Gather up the lines that contain "процесса".

# Records start

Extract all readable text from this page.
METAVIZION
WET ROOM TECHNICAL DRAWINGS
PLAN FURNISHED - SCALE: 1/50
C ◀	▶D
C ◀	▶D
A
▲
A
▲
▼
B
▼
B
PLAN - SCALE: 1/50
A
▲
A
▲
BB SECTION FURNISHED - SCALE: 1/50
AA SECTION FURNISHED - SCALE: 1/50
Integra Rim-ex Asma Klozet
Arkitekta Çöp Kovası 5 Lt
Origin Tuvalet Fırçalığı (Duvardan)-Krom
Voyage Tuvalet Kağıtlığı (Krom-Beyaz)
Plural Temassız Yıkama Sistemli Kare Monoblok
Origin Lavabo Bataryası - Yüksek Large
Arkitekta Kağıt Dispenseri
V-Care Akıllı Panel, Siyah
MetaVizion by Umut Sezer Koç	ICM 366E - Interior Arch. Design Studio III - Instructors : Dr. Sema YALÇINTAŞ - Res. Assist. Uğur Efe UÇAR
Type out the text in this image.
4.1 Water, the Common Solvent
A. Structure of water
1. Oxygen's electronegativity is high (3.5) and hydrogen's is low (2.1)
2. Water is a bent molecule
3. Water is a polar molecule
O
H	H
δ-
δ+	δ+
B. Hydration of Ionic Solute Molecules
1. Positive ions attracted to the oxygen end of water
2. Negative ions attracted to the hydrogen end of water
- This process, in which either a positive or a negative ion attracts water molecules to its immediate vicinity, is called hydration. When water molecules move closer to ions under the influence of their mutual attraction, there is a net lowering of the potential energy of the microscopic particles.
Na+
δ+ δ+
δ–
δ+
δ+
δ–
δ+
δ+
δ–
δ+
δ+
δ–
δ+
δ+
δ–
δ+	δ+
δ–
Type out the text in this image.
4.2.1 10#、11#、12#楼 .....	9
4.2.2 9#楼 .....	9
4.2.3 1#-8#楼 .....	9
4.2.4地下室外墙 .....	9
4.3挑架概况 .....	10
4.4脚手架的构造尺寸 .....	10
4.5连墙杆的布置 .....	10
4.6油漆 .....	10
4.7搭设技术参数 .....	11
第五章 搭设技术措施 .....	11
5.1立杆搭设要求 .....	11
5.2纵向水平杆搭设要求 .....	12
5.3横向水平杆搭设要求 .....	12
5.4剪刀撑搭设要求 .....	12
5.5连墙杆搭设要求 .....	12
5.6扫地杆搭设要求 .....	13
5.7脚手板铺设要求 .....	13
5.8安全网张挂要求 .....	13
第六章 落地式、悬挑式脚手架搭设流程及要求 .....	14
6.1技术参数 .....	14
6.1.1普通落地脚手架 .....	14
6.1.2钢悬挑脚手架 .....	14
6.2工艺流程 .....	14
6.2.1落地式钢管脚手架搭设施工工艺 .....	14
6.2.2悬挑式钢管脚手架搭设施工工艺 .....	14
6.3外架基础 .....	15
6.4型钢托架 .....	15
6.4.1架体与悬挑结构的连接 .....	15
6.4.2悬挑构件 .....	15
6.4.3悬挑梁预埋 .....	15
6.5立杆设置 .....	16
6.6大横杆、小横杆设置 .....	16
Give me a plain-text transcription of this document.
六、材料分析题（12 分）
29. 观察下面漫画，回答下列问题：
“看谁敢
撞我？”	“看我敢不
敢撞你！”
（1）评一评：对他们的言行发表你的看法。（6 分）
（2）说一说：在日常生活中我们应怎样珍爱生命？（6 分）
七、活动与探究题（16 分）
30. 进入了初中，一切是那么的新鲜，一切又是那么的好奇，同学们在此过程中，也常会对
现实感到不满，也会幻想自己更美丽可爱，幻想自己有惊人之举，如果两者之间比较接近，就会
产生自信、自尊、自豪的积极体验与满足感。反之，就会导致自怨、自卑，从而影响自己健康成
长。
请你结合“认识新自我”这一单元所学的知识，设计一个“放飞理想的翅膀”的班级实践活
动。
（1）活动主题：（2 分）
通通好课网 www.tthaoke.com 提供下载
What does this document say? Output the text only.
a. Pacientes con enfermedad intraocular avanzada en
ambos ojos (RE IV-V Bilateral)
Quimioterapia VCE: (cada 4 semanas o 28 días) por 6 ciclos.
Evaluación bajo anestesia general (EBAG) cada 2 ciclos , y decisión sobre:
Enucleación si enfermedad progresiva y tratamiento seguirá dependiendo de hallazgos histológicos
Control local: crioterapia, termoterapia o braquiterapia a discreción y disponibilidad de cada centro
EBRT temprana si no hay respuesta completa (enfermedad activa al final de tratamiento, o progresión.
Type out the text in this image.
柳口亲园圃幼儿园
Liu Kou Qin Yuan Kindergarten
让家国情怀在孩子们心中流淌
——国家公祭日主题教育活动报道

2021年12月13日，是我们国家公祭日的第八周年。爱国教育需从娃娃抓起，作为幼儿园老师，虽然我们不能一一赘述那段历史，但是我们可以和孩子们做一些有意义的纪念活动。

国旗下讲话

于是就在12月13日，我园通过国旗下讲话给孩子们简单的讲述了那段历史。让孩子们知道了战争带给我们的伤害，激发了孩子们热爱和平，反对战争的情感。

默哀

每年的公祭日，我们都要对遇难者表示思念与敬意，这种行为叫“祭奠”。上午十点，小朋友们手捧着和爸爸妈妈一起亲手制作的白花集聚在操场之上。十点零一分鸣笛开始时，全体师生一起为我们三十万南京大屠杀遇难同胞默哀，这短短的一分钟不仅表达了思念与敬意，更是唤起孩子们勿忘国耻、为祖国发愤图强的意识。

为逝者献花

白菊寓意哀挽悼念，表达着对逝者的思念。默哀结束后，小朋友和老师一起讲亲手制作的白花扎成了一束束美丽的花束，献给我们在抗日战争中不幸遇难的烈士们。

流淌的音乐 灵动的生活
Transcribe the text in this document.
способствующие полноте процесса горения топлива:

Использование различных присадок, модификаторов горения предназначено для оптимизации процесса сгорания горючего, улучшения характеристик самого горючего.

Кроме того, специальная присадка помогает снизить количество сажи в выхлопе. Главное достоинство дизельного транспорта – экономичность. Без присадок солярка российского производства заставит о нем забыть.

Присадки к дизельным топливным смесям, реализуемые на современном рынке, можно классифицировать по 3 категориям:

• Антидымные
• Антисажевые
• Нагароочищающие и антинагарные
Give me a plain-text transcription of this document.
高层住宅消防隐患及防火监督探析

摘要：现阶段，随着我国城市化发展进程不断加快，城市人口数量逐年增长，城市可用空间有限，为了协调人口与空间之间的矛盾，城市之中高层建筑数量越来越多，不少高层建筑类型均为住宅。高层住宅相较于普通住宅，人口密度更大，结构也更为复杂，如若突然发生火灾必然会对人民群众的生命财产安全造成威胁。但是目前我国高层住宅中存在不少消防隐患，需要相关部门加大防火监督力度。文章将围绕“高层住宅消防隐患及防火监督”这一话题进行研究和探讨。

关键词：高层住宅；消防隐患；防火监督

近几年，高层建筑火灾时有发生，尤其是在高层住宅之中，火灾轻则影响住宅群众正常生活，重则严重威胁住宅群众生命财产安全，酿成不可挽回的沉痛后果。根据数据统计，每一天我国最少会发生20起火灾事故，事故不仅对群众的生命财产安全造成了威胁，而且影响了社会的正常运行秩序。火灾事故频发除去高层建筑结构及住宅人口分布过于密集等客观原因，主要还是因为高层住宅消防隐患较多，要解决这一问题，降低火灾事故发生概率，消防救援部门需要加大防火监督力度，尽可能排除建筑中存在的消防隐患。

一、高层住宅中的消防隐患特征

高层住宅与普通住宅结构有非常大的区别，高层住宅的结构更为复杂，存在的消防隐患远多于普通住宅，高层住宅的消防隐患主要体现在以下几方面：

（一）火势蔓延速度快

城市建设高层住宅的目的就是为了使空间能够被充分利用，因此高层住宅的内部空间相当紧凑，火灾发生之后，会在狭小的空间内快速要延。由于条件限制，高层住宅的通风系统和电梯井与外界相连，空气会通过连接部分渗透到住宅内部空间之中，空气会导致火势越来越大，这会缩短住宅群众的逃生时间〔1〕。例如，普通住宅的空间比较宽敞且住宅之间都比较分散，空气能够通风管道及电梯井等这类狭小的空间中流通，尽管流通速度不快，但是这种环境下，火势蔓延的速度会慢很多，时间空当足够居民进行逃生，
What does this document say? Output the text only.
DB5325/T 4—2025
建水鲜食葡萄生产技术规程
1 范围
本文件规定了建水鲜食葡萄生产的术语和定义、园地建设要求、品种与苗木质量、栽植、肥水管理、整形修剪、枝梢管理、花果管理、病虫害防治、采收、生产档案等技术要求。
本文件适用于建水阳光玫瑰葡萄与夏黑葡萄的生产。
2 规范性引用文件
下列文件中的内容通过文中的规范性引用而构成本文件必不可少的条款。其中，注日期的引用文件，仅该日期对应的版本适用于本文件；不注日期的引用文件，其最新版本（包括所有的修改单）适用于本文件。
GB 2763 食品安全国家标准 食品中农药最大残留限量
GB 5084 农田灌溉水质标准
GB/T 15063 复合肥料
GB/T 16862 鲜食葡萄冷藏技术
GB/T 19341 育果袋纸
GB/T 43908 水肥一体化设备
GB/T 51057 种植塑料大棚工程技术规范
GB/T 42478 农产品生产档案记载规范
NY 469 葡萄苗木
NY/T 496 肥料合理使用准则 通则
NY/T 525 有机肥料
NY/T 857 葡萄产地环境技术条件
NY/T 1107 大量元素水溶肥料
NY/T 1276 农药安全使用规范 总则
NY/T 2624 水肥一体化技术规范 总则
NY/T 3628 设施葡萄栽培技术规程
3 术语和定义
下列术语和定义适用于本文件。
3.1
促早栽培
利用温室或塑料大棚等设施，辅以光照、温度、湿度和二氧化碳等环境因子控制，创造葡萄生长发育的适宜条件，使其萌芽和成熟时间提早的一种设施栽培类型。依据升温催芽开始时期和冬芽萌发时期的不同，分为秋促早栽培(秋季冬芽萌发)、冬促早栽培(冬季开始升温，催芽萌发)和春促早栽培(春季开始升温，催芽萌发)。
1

# Records end

— Answer below —
способствующие полноте процесса горения топлива:
Использование различных присадок, модификаторов горения предназначено для оптимизации процесса сгорания горючего, улучшения характеристик самого горючего.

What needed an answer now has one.